>> START Extracted material

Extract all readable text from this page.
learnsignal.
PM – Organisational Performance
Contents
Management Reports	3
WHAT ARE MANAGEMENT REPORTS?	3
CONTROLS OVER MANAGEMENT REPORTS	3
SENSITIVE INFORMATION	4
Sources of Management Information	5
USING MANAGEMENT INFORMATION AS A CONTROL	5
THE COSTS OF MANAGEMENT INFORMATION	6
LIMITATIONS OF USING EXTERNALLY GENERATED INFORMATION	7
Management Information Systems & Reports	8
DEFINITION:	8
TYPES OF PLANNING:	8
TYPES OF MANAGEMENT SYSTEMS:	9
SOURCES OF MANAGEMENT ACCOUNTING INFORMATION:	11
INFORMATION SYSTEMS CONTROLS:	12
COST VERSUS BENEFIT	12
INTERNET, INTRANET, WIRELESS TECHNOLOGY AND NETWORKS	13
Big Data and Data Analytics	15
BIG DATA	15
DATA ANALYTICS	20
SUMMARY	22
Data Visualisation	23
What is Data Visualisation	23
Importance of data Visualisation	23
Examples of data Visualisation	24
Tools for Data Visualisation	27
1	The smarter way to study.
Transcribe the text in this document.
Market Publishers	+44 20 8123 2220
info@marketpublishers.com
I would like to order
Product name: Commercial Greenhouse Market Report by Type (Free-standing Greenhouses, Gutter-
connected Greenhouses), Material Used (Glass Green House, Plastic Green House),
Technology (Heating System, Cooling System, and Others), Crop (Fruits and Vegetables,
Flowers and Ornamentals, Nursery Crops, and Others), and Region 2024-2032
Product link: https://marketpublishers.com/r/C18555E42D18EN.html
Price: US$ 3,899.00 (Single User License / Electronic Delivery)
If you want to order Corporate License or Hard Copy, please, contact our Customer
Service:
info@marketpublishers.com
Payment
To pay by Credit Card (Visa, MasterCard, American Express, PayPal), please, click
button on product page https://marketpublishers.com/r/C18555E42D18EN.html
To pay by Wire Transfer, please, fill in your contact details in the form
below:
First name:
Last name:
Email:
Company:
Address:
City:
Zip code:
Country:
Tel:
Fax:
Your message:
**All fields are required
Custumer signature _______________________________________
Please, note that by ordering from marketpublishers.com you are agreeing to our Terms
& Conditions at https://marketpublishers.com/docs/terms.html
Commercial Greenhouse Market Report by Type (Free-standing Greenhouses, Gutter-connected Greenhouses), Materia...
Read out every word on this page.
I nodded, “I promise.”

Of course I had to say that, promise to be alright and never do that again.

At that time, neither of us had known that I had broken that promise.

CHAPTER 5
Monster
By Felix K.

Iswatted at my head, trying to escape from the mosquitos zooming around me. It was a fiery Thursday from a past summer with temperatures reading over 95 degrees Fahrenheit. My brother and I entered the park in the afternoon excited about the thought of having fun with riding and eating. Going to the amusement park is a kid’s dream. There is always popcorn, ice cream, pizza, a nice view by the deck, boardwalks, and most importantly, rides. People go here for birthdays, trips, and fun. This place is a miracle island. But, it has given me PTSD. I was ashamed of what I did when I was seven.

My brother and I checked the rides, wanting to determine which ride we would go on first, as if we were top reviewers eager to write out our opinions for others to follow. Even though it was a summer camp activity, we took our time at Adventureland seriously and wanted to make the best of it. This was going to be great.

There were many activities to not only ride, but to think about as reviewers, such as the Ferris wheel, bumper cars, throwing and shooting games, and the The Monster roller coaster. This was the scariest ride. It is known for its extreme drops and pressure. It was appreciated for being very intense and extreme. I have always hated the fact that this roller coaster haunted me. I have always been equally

>> END Extracted material

:: The request ::
Write out the data again, exactly and in full.

:: Result for this task ::
Extract all readable text from this page.
learnsignal.
PM – Organisational Performance
Contents
Management Reports	3
WHAT ARE MANAGEMENT REPORTS?	3
CONTROLS OVER MANAGEMENT REPORTS	3
SENSITIVE INFORMATION	4
Sources of Management Information	5
USING MANAGEMENT INFORMATION AS A CONTROL	5
THE COSTS OF MANAGEMENT INFORMATION	6
LIMITATIONS OF USING EXTERNALLY GENERATED INFORMATION	7
Management Information Systems & Reports	8
DEFINITION:	8
TYPES OF PLANNING:	8
TYPES OF MANAGEMENT SYSTEMS:	9
SOURCES OF MANAGEMENT ACCOUNTING INFORMATION:	11
INFORMATION SYSTEMS CONTROLS:	12
COST VERSUS BENEFIT	12
INTERNET, INTRANET, WIRELESS TECHNOLOGY AND NETWORKS	13
Big Data and Data Analytics	15
BIG DATA	15
DATA ANALYTICS	20
SUMMARY	22
Data Visualisation	23
What is Data Visualisation	23
Importance of data Visualisation	23
Examples of data Visualisation	24
Tools for Data Visualisation	27
1	The smarter way to study.
Transcribe the text in this document.
Market Publishers	+44 20 8123 2220
info@marketpublishers.com
I would like to order
Product name: Commercial Greenhouse Market Report by Type (Free-standing Greenhouses, Gutter-
connected Greenhouses), Material Used (Glass Green House, Plastic Green House),
Technology (Heating System, Cooling System, and Others), Crop (Fruits and Vegetables,
Flowers and Ornamentals, Nursery Crops, and Others), and Region 2024-2032
Product link: https://marketpublishers.com/r/C18555E42D18EN.html
Price: US$ 3,899.00 (Single User License / Electronic Delivery)
If you want to order Corporate License or Hard Copy, please, contact our Customer
Service:
info@marketpublishers.com
Payment
To pay by Credit Card (Visa, MasterCard, American Express, PayPal), please, click
button on product page https://marketpublishers.com/r/C18555E42D18EN.html
To pay by Wire Transfer, please, fill in your contact details in the form
below:
First name:
Last name:
Email:
Company:
Address:
City:
Zip code:
Country:
Tel:
Fax:
Your message:
**All fields are required
Custumer signature _______________________________________
Please, note that by ordering from marketpublishers.com you are agreeing to our Terms
& Conditions at https://marketpublishers.com/docs/terms.html
Commercial Greenhouse Market Report by Type (Free-standing Greenhouses, Gutter-connected Greenhouses), Materia...
Read out every word on this page.
I nodded, “I promise.”

Of course I had to say that, promise to be alright and never do that again.

At that time, neither of us had known that I had broken that promise.

CHAPTER 5
Monster
By Felix K.

Iswatted at my head, trying to escape from the mosquitos zooming around me. It was a fiery Thursday from a past summer with temperatures reading over 95 degrees Fahrenheit. My brother and I entered the park in the afternoon excited about the thought of having fun with riding and eating. Going to the amusement park is a kid’s dream. There is always popcorn, ice cream, pizza, a nice view by the deck, boardwalks, and most importantly, rides. People go here for birthdays, trips, and fun. This place is a miracle island. But, it has given me PTSD. I was ashamed of what I did when I was seven.

My brother and I checked the rides, wanting to determine which ride we would go on first, as if we were top reviewers eager to write out our opinions for others to follow. Even though it was a summer camp activity, we took our time at Adventureland seriously and wanted to make the best of it. This was going to be great.

There were many activities to not only ride, but to think about as reviewers, such as the Ferris wheel, bumper cars, throwing and shooting games, and the The Monster roller coaster. This was the scariest ride. It is known for its extreme drops and pressure. It was appreciated for being very intense and extreme. I have always hated the fact that this roller coaster haunted me. I have always been equally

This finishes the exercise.